▶ [Exercise goal] Make an exact copy of all the material below, apart from the pictures.

[Extracted data entries]
** BEGIN **
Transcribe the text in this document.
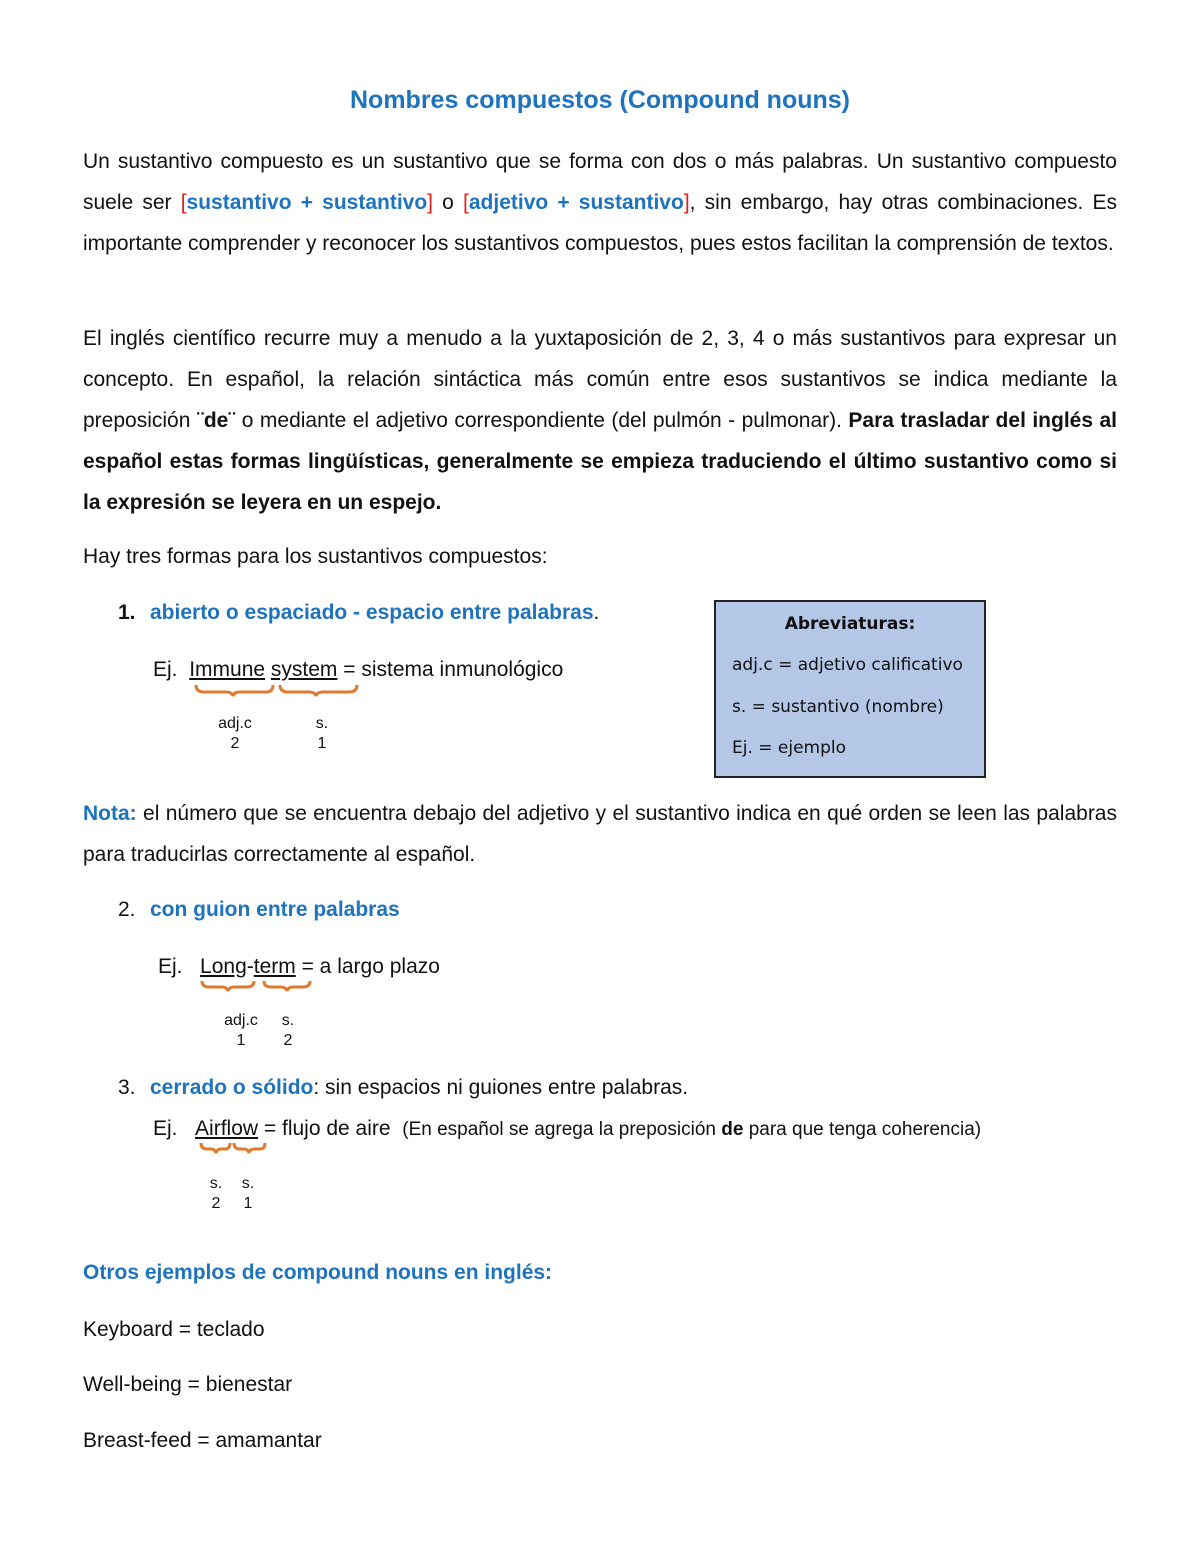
Nombres compuestos (Compound nouns)
Un sustantivo compuesto es un sustantivo que se forma con dos o más palabras. Un sustantivo compuesto suele ser [sustantivo + sustantivo] o [adjetivo + sustantivo], sin embargo, hay otras combinaciones. Es importante comprender y reconocer los sustantivos compuestos, pues estos facilitan la comprensión de textos.
El inglés científico recurre muy a menudo a la yuxtaposición de 2, 3, 4 o más sustantivos para expresar un concepto. En español, la relación sintáctica más común entre esos sustantivos se indica mediante la preposición ¨de¨ o mediante el adjetivo correspondiente (del pulmón - pulmonar). Para trasladar del inglés al español estas formas lingüísticas, generalmente se empieza traduciendo el último sustantivo como si la expresión se leyera en un espejo.
Hay tres formas para los sustantivos compuestos:
1. abierto o espaciado - espacio entre palabras.
Ej. Immune system = sistema inmunológico
adj.c
2
s.
1
Abreviaturas:
adj.c = adjetivo calificativo
s. = sustantivo (nombre)
Ej. = ejemplo
Nota: el número que se encuentra debajo del adjetivo y el sustantivo indica en qué orden se leen las palabras para traducirlas correctamente al español.
2. con guion entre palabras
Ej. Long-term = a largo plazo
adj.c
1
s.
2
3. cerrado o sólido: sin espacios ni guiones entre palabras.
Ej. Airflow = flujo de aire (En español se agrega la preposición de para que tenga coherencia)
s.
2
s.
1
Otros ejemplos de compound nouns en inglés:
Keyboard = teclado
Well-being = bienestar
Breast-feed = amamantar
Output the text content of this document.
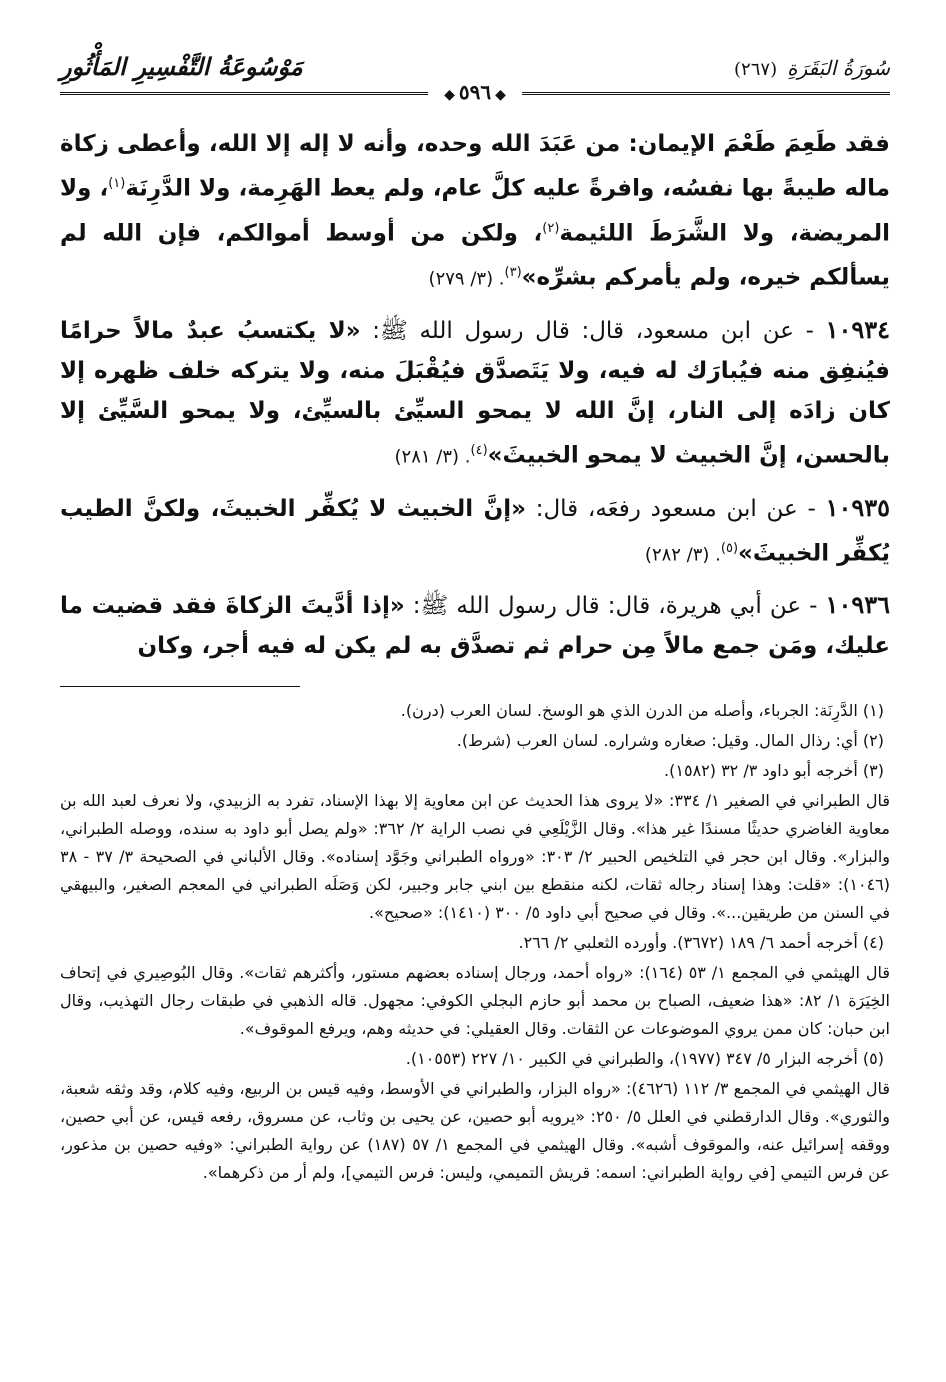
سُورَةُ البَقَرَةِ(٢٦٧)
مَوْسُوعَةُ التَّفْسِيرِ المَأْثُورِ
◆٥٩٦◆

فقد طَعِمَ طَعْمَ الإيمان: من عَبَدَ الله وحده، وأنه لا إله إلا الله، وأعطى زكاة ماله طيبةً بها نفسُه، وافرةً عليه كلَّ عام، ولم يعط الهَرِمة، ولا الدَّرِنَة$^{(١)}$، ولا المريضة، ولا الشَّرَطَ اللئيمة$^{(٢)}$، ولكن من أوسط أموالكم، فإن الله لم يسألكم خيره، ولم يأمركم بشرِّه»$^{(٣)}$. (٣/ ٢٧٩)

١٠٩٣٤ - عن ابن مسعود، قال: قال رسول الله ﷺ: «لا يكتسبُ عبدٌ مالاً حرامًا فيُنفِق منه فيُبارَك له فيه، ولا يَتَصدَّق فيُقْبَلَ منه، ولا يتركه خلف ظهره إلا كان زادَه إلى النار، إنَّ الله لا يمحو السيِّئ بالسيِّئ، ولا يمحو السَّيِّئ إلا بالحسن، إنَّ الخبيث لا يمحو الخبيثَ»$^{(٤)}$. (٣/ ٢٨١)

١٠٩٣٥ - عن ابن مسعود رفعَه، قال: «إنَّ الخبيث لا يُكفِّر الخبيثَ، ولكنَّ الطيب يُكفِّر الخبيثَ»$^{(٥)}$. (٣/ ٢٨٢)

١٠٩٣٦ - عن أبي هريرة، قال: قال رسول الله ﷺ: «إذا أدَّيتَ الزكاةَ فقد قضيت ما عليك، ومَن جمع مالاً مِن حرام ثم تصدَّق به لم يكن له فيه أجر، وكان

(١) الدَّرِنَة: الجرباء، وأصله من الدرن الذي هو الوسخ. لسان العرب (درن).

(٢) أي: رذال المال. وقيل: صغاره وشراره. لسان العرب (شرط).

(٣) أخرجه أبو داود ٣/ ٣٢ (١٥٨٢).

قال الطبراني في الصغير ١/ ٣٣٤: «لا يروى هذا الحديث عن ابن معاوية إلا بهذا الإسناد، تفرد به الزبيدي، ولا نعرف لعبد الله بن معاوية الغاضري حديثًا مسندًا غير هذا». وقال الزَّيْلَعِي في نصب الراية ٢/ ٣٦٢: «ولم يصل أبو داود به سنده، ووصله الطبراني، والبزار». وقال ابن حجر في التلخيص الحبير ٢/ ٣٠٣: «ورواه الطبراني وجَوَّد إسناده». وقال الألباني في الصحيحة ٣/ ٣٧ - ٣٨ (١٠٤٦): «قلت: وهذا إسناد رجاله ثقات، لكنه منقطع بين ابني جابر وجبير، لكن وَصَلَه الطبراني في المعجم الصغير، والبيهقي في السنن من طريقين...». وقال في صحيح أبي داود ٥/ ٣٠٠ (١٤١٠): «صحيح».

(٤) أخرجه أحمد ٦/ ١٨٩ (٣٦٧٢). وأورده الثعلبي ٢/ ٢٦٦.

قال الهيثمي في المجمع ١/ ٥٣ (١٦٤): «رواه أحمد، ورجال إسناده بعضهم مستور، وأكثرهم ثقات». وقال البُوصِيري في إتحاف الخِيَرَة ١/ ٨٢: «هذا ضعيف، الصباح بن محمد أبو حازم البجلي الكوفي: مجهول. قاله الذهبي في طبقات رجال التهذيب، وقال ابن حبان: كان ممن يروي الموضوعات عن الثقات. وقال العقيلي: في حديثه وهم، ويرفع الموقوف».

(٥) أخرجه البزار ٥/ ٣٤٧ (١٩٧٧)، والطبراني في الكبير ١٠/ ٢٢٧ (١٠٥٥٣).

قال الهيثمي في المجمع ٣/ ١١٢ (٤٦٢٦): «رواه البزار، والطبراني في الأوسط، وفيه قيس بن الربيع، وفيه كلام، وقد وثقه شعبة، والثوري». وقال الدارقطني في العلل ٥/ ٢٥٠: «يرويه أبو حصين، عن يحيى بن وثاب، عن مسروق، رفعه قيس، عن أبي حصين، ووقفه إسرائيل عنه، والموقوف أشبه». وقال الهيثمي في المجمع ١/ ٥٧ (١٨٧) عن رواية الطبراني: «وفيه حصين بن مذعور، عن فرس التيمي [في رواية الطبراني: اسمه: قريش التميمي، وليس: فرس التيمي]، ولم أر من ذكرهما».
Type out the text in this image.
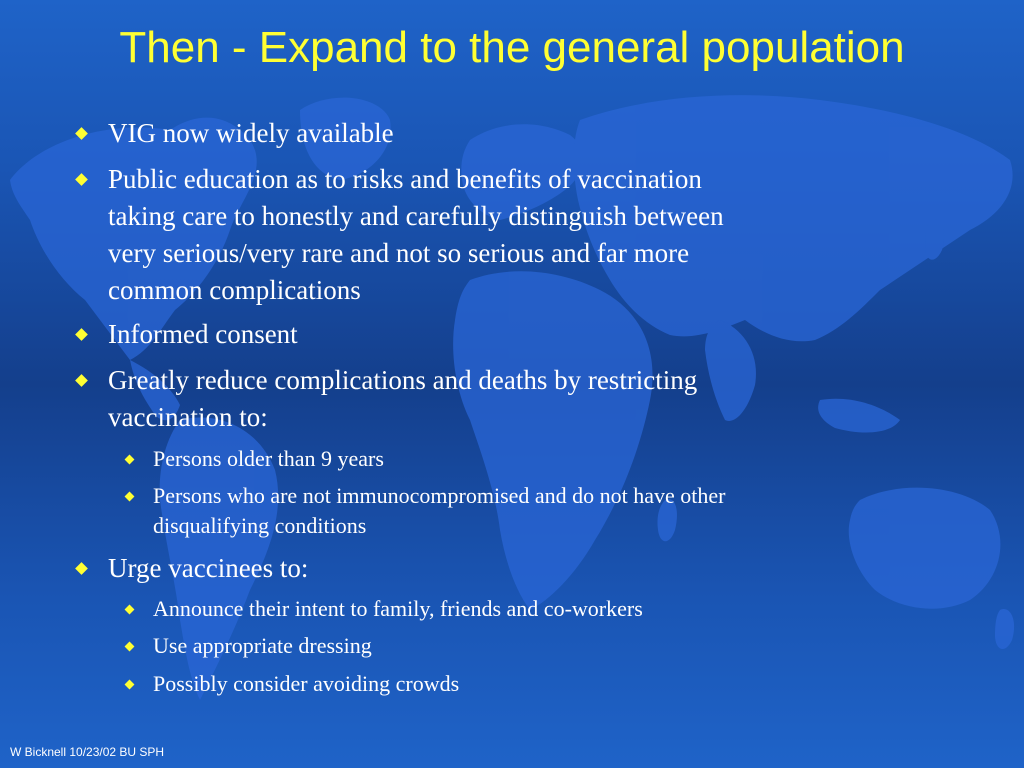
Then - Expand to the general population
VIG now widely available
Public education as to risks and benefits of vaccination
taking care to honestly and carefully distinguish between
very serious/very rare and not so serious and far more
common complications
Informed consent
Greatly reduce complications and deaths by restricting
vaccination to:
Persons older than 9 years
Persons who are not immunocompromised and do not have other
disqualifying conditions
Urge vaccinees to:
Announce their intent to family, friends and co-workers
Use appropriate dressing
Possibly consider avoiding crowds
W Bicknell 10/23/02 BU SPH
** END **
▶ [The output]
Transcribe the text in this document.
Nombres compuestos (Compound nouns)
Un sustantivo compuesto es un sustantivo que se forma con dos o más palabras. Un sustantivo compuesto suele ser [sustantivo + sustantivo] o [adjetivo + sustantivo], sin embargo, hay otras combinaciones. Es importante comprender y reconocer los sustantivos compuestos, pues estos facilitan la comprensión de textos.
El inglés científico recurre muy a menudo a la yuxtaposición de 2, 3, 4 o más sustantivos para expresar un concepto. En español, la relación sintáctica más común entre esos sustantivos se indica mediante la preposición ¨de¨ o mediante el adjetivo correspondiente (del pulmón - pulmonar). Para trasladar del inglés al español estas formas lingüísticas, generalmente se empieza traduciendo el último sustantivo como si la expresión se leyera en un espejo.
Hay tres formas para los sustantivos compuestos:
1. abierto o espaciado - espacio entre palabras.
Ej. Immune system = sistema inmunológico
adj.c
2
s.
1
Abreviaturas:
adj.c = adjetivo calificativo
s. = sustantivo (nombre)
Ej. = ejemplo
Nota: el número que se encuentra debajo del adjetivo y el sustantivo indica en qué orden se leen las palabras para traducirlas correctamente al español.
2. con guion entre palabras
Ej. Long-term = a largo plazo
adj.c
1
s.
2
3. cerrado o sólido: sin espacios ni guiones entre palabras.
Ej. Airflow = flujo de aire (En español se agrega la preposición de para que tenga coherencia)
s.
2
s.
1
Otros ejemplos de compound nouns en inglés:
Keyboard = teclado
Well-being = bienestar
Breast-feed = amamantar
Output the text content of this document.
سُورَةُ البَقَرَةِ(٢٦٧)
مَوْسُوعَةُ التَّفْسِيرِ المَأْثُورِ
◆٥٩٦◆

فقد طَعِمَ طَعْمَ الإيمان: من عَبَدَ الله وحده، وأنه لا إله إلا الله، وأعطى زكاة ماله طيبةً بها نفسُه، وافرةً عليه كلَّ عام، ولم يعط الهَرِمة، ولا الدَّرِنَة$^{(١)}$، ولا المريضة، ولا الشَّرَطَ اللئيمة$^{(٢)}$، ولكن من أوسط أموالكم، فإن الله لم يسألكم خيره، ولم يأمركم بشرِّه»$^{(٣)}$. (٣/ ٢٧٩)

١٠٩٣٤ - عن ابن مسعود، قال: قال رسول الله ﷺ: «لا يكتسبُ عبدٌ مالاً حرامًا فيُنفِق منه فيُبارَك له فيه، ولا يَتَصدَّق فيُقْبَلَ منه، ولا يتركه خلف ظهره إلا كان زادَه إلى النار، إنَّ الله لا يمحو السيِّئ بالسيِّئ، ولا يمحو السَّيِّئ إلا بالحسن، إنَّ الخبيث لا يمحو الخبيثَ»$^{(٤)}$. (٣/ ٢٨١)

١٠٩٣٥ - عن ابن مسعود رفعَه، قال: «إنَّ الخبيث لا يُكفِّر الخبيثَ، ولكنَّ الطيب يُكفِّر الخبيثَ»$^{(٥)}$. (٣/ ٢٨٢)

١٠٩٣٦ - عن أبي هريرة، قال: قال رسول الله ﷺ: «إذا أدَّيتَ الزكاةَ فقد قضيت ما عليك، ومَن جمع مالاً مِن حرام ثم تصدَّق به لم يكن له فيه أجر، وكان

(١) الدَّرِنَة: الجرباء، وأصله من الدرن الذي هو الوسخ. لسان العرب (درن).

(٢) أي: رذال المال. وقيل: صغاره وشراره. لسان العرب (شرط).

(٣) أخرجه أبو داود ٣/ ٣٢ (١٥٨٢).

قال الطبراني في الصغير ١/ ٣٣٤: «لا يروى هذا الحديث عن ابن معاوية إلا بهذا الإسناد، تفرد به الزبيدي، ولا نعرف لعبد الله بن معاوية الغاضري حديثًا مسندًا غير هذا». وقال الزَّيْلَعِي في نصب الراية ٢/ ٣٦٢: «ولم يصل أبو داود به سنده، ووصله الطبراني، والبزار». وقال ابن حجر في التلخيص الحبير ٢/ ٣٠٣: «ورواه الطبراني وجَوَّد إسناده». وقال الألباني في الصحيحة ٣/ ٣٧ - ٣٨ (١٠٤٦): «قلت: وهذا إسناد رجاله ثقات، لكنه منقطع بين ابني جابر وجبير، لكن وَصَلَه الطبراني في المعجم الصغير، والبيهقي في السنن من طريقين...». وقال في صحيح أبي داود ٥/ ٣٠٠ (١٤١٠): «صحيح».

(٤) أخرجه أحمد ٦/ ١٨٩ (٣٦٧٢). وأورده الثعلبي ٢/ ٢٦٦.

قال الهيثمي في المجمع ١/ ٥٣ (١٦٤): «رواه أحمد، ورجال إسناده بعضهم مستور، وأكثرهم ثقات». وقال البُوصِيري في إتحاف الخِيَرَة ١/ ٨٢: «هذا ضعيف، الصباح بن محمد أبو حازم البجلي الكوفي: مجهول. قاله الذهبي في طبقات رجال التهذيب، وقال ابن حبان: كان ممن يروي الموضوعات عن الثقات. وقال العقيلي: في حديثه وهم، ويرفع الموقوف».

(٥) أخرجه البزار ٥/ ٣٤٧ (١٩٧٧)، والطبراني في الكبير ١٠/ ٢٢٧ (١٠٥٥٣).

قال الهيثمي في المجمع ٣/ ١١٢ (٤٦٢٦): «رواه البزار، والطبراني في الأوسط، وفيه قيس بن الربيع، وفيه كلام، وقد وثقه شعبة، والثوري». وقال الدارقطني في العلل ٥/ ٢٥٠: «يرويه أبو حصين، عن يحيى بن وثاب، عن مسروق، رفعه قيس، عن أبي حصين، ووقفه إسرائيل عنه، والموقوف أشبه». وقال الهيثمي في المجمع ١/ ٥٧ (١٨٧) عن رواية الطبراني: «وفيه حصين بن مذعور، عن فرس التيمي [في رواية الطبراني: اسمه: قريش التميمي، وليس: فرس التيمي]، ولم أر من ذكرهما».
Type out the text in this image.
Then - Expand to the general population
VIG now widely available
Public education as to risks and benefits of vaccination
taking care to honestly and carefully distinguish between
very serious/very rare and not so serious and far more
common complications
Informed consent
Greatly reduce complications and deaths by restricting
vaccination to:
Persons older than 9 years
Persons who are not immunocompromised and do not have other
disqualifying conditions
Urge vaccinees to:
Announce their intent to family, friends and co-workers
Use appropriate dressing
Possibly consider avoiding crowds
W Bicknell 10/23/02 BU SPH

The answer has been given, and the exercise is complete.